_Task brief:_
Only the pictures are to be left out; set down the rest of the records exactly.

_Source data:_

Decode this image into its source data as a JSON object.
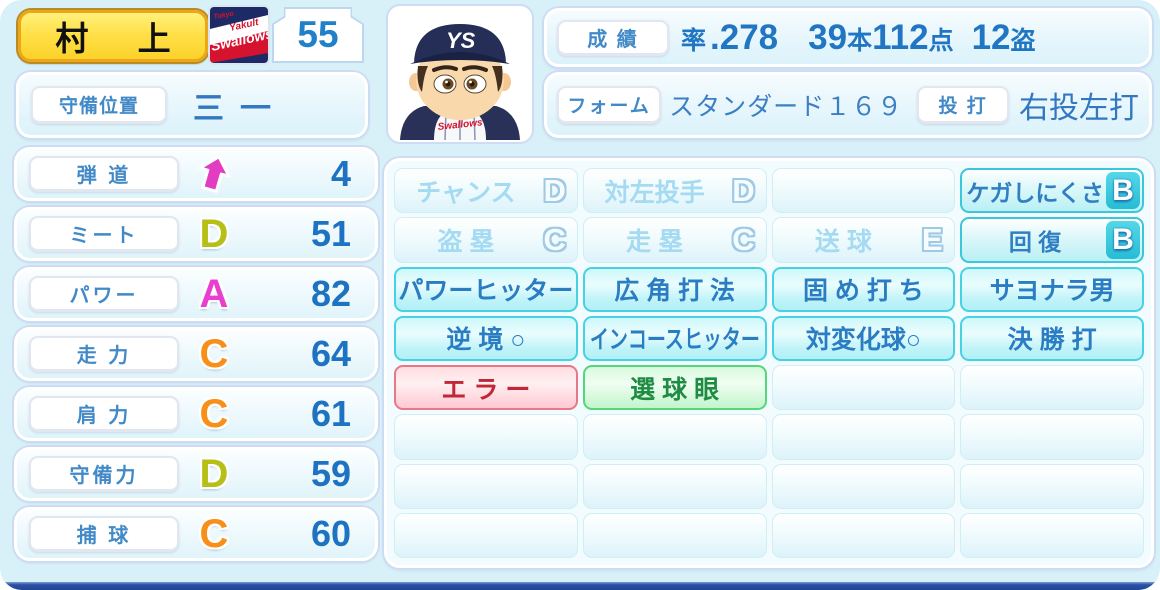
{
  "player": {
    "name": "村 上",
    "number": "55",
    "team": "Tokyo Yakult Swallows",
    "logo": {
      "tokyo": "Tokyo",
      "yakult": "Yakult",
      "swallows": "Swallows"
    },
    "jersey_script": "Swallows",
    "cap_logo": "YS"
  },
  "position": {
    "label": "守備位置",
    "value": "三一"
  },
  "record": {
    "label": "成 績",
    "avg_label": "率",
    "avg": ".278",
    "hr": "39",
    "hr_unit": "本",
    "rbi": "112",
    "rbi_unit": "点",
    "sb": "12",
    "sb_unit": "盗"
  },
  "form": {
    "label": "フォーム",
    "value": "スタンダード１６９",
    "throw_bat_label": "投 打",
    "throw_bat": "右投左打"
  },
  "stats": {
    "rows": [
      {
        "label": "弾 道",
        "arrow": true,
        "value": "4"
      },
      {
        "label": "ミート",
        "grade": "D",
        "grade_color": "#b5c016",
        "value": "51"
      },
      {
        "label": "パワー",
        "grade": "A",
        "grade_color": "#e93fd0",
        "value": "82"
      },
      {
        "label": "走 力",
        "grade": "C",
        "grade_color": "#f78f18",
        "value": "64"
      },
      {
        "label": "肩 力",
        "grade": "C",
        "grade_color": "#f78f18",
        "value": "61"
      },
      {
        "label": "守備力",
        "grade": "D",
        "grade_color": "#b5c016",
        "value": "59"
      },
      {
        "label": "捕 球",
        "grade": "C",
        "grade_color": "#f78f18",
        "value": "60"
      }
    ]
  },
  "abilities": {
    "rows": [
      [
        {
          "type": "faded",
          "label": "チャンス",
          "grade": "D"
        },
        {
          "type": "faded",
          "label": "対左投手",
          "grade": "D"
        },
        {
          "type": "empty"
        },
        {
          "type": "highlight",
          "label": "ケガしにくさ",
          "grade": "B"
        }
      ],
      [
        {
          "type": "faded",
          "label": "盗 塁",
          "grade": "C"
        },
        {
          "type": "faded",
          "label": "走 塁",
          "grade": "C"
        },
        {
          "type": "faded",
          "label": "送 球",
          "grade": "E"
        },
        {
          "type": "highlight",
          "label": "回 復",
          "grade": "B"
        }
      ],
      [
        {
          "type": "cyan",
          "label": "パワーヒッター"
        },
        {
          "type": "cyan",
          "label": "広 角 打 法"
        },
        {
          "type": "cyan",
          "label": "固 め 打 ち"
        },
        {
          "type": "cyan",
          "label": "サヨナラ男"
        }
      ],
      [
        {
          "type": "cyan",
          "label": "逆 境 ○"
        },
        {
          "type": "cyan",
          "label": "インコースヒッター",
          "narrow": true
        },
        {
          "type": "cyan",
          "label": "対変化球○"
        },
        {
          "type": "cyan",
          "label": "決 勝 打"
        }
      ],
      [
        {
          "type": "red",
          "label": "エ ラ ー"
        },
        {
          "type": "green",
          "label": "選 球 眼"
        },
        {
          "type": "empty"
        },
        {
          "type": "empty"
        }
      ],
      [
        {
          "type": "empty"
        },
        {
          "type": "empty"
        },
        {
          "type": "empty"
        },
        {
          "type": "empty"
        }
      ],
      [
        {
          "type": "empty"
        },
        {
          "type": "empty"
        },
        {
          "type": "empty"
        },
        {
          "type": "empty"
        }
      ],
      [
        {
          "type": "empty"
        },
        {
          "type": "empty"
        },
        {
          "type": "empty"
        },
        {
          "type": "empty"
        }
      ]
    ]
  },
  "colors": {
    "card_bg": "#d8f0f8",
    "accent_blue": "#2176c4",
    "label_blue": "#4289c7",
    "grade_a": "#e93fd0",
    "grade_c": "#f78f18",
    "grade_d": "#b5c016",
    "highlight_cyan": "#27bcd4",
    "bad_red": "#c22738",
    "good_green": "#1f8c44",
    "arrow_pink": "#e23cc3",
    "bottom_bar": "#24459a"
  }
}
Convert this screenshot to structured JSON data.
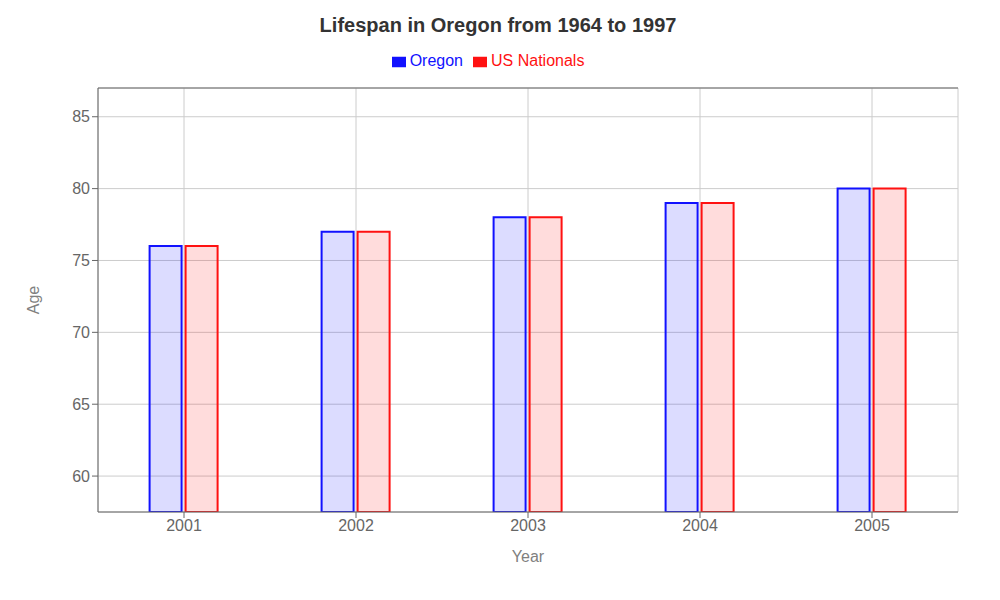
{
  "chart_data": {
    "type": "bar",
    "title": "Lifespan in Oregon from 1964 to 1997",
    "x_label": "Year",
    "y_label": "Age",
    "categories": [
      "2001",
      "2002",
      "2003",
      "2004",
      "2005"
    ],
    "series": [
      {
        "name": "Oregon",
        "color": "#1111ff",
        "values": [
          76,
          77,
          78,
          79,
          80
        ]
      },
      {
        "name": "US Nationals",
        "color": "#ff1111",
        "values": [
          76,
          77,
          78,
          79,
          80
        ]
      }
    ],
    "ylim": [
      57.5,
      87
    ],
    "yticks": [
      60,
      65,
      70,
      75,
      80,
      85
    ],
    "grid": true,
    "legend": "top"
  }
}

_Answer to the problem:_
Decode this image into its source data as a JSON object.
{
  "player": {
    "name": "村 上",
    "number": "55",
    "team": "Tokyo Yakult Swallows",
    "logo": {
      "tokyo": "Tokyo",
      "yakult": "Yakult",
      "swallows": "Swallows"
    },
    "jersey_script": "Swallows",
    "cap_logo": "YS"
  },
  "position": {
    "label": "守備位置",
    "value": "三一"
  },
  "record": {
    "label": "成 績",
    "avg_label": "率",
    "avg": ".278",
    "hr": "39",
    "hr_unit": "本",
    "rbi": "112",
    "rbi_unit": "点",
    "sb": "12",
    "sb_unit": "盗"
  },
  "form": {
    "label": "フォーム",
    "value": "スタンダード１６９",
    "throw_bat_label": "投 打",
    "throw_bat": "右投左打"
  },
  "stats": {
    "rows": [
      {
        "label": "弾 道",
        "arrow": true,
        "value": "4"
      },
      {
        "label": "ミート",
        "grade": "D",
        "grade_color": "#b5c016",
        "value": "51"
      },
      {
        "label": "パワー",
        "grade": "A",
        "grade_color": "#e93fd0",
        "value": "82"
      },
      {
        "label": "走 力",
        "grade": "C",
        "grade_color": "#f78f18",
        "value": "64"
      },
      {
        "label": "肩 力",
        "grade": "C",
        "grade_color": "#f78f18",
        "value": "61"
      },
      {
        "label": "守備力",
        "grade": "D",
        "grade_color": "#b5c016",
        "value": "59"
      },
      {
        "label": "捕 球",
        "grade": "C",
        "grade_color": "#f78f18",
        "value": "60"
      }
    ]
  },
  "abilities": {
    "rows": [
      [
        {
          "type": "faded",
          "label": "チャンス",
          "grade": "D"
        },
        {
          "type": "faded",
          "label": "対左投手",
          "grade": "D"
        },
        {
          "type": "empty"
        },
        {
          "type": "highlight",
          "label": "ケガしにくさ",
          "grade": "B"
        }
      ],
      [
        {
          "type": "faded",
          "label": "盗 塁",
          "grade": "C"
        },
        {
          "type": "faded",
          "label": "走 塁",
          "grade": "C"
        },
        {
          "type": "faded",
          "label": "送 球",
          "grade": "E"
        },
        {
          "type": "highlight",
          "label": "回 復",
          "grade": "B"
        }
      ],
      [
        {
          "type": "cyan",
          "label": "パワーヒッター"
        },
        {
          "type": "cyan",
          "label": "広 角 打 法"
        },
        {
          "type": "cyan",
          "label": "固 め 打 ち"
        },
        {
          "type": "cyan",
          "label": "サヨナラ男"
        }
      ],
      [
        {
          "type": "cyan",
          "label": "逆 境 ○"
        },
        {
          "type": "cyan",
          "label": "インコースヒッター",
          "narrow": true
        },
        {
          "type": "cyan",
          "label": "対変化球○"
        },
        {
          "type": "cyan",
          "label": "決 勝 打"
        }
      ],
      [
        {
          "type": "red",
          "label": "エ ラ ー"
        },
        {
          "type": "green",
          "label": "選 球 眼"
        },
        {
          "type": "empty"
        },
        {
          "type": "empty"
        }
      ],
      [
        {
          "type": "empty"
        },
        {
          "type": "empty"
        },
        {
          "type": "empty"
        },
        {
          "type": "empty"
        }
      ],
      [
        {
          "type": "empty"
        },
        {
          "type": "empty"
        },
        {
          "type": "empty"
        },
        {
          "type": "empty"
        }
      ],
      [
        {
          "type": "empty"
        },
        {
          "type": "empty"
        },
        {
          "type": "empty"
        },
        {
          "type": "empty"
        }
      ]
    ]
  },
  "colors": {
    "card_bg": "#d8f0f8",
    "accent_blue": "#2176c4",
    "label_blue": "#4289c7",
    "grade_a": "#e93fd0",
    "grade_c": "#f78f18",
    "grade_d": "#b5c016",
    "highlight_cyan": "#27bcd4",
    "bad_red": "#c22738",
    "good_green": "#1f8c44",
    "arrow_pink": "#e23cc3",
    "bottom_bar": "#24459a"
  }
}
Convert this screenshot to structured JSON data.
{
  "chart_data": {
    "type": "bar",
    "title": "Lifespan in Oregon from 1964 to 1997",
    "x_label": "Year",
    "y_label": "Age",
    "categories": [
      "2001",
      "2002",
      "2003",
      "2004",
      "2005"
    ],
    "series": [
      {
        "name": "Oregon",
        "color": "#1111ff",
        "values": [
          76,
          77,
          78,
          79,
          80
        ]
      },
      {
        "name": "US Nationals",
        "color": "#ff1111",
        "values": [
          76,
          77,
          78,
          79,
          80
        ]
      }
    ],
    "ylim": [
      57.5,
      87
    ],
    "yticks": [
      60,
      65,
      70,
      75,
      80,
      85
    ],
    "grid": true,
    "legend": "top"
  }
}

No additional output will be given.